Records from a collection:
————————

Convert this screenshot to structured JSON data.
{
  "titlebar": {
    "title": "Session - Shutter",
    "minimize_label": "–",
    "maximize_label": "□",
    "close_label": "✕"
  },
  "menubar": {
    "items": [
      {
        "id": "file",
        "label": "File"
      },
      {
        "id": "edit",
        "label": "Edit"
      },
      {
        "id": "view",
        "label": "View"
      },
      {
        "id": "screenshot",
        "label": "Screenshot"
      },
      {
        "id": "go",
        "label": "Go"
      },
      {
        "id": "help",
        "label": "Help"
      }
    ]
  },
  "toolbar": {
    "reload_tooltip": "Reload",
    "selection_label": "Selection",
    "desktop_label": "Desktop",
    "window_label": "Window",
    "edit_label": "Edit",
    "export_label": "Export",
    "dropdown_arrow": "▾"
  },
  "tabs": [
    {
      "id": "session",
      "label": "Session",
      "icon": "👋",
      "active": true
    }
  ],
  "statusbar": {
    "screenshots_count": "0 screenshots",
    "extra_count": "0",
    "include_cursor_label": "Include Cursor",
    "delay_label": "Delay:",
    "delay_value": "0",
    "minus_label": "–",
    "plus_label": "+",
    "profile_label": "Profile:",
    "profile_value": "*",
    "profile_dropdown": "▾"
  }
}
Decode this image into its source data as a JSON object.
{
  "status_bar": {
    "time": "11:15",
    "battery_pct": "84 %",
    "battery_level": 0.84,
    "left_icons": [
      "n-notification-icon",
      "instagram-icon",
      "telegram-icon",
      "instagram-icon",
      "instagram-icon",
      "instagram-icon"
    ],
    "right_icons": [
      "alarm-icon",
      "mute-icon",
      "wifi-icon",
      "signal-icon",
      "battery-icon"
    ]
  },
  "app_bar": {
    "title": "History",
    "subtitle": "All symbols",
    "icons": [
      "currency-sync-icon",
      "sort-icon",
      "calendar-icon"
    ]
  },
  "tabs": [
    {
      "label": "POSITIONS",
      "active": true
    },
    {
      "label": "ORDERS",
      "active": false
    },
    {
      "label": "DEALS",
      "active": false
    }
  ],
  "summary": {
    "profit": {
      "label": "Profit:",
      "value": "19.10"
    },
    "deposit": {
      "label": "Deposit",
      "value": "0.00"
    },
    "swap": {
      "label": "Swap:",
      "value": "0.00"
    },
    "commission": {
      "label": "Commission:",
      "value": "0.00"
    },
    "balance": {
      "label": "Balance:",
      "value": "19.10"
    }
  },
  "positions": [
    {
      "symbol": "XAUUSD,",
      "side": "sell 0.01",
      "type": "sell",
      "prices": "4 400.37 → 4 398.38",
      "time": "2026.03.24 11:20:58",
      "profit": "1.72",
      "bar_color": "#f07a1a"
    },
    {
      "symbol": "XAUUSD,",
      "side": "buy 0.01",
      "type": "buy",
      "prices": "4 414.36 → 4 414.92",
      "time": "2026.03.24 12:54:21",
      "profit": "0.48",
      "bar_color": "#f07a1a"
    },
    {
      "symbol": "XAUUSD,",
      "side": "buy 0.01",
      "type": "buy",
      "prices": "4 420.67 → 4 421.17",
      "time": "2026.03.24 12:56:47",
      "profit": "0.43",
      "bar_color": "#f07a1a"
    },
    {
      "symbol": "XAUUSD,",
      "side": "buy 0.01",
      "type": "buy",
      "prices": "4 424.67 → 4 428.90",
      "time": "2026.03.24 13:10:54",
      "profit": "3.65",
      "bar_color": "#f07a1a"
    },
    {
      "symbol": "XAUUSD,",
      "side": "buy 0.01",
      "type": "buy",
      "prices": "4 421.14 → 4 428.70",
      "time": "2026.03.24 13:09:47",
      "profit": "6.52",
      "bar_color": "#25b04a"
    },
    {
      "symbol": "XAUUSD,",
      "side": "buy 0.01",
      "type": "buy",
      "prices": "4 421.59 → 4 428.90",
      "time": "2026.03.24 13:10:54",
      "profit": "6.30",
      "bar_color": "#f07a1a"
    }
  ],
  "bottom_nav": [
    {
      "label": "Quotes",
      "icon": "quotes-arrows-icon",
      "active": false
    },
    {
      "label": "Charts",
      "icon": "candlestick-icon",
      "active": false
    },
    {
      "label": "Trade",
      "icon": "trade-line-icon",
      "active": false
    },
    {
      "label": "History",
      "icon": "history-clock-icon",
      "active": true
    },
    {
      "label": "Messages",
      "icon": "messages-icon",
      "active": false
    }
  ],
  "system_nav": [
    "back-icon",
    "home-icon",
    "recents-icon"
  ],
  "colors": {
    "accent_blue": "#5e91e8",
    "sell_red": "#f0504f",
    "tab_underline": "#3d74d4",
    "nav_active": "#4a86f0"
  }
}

————————

Tally up the lines in the records containing the word "prices", then give the count and nothing else.

- **THE SOLUTION**
6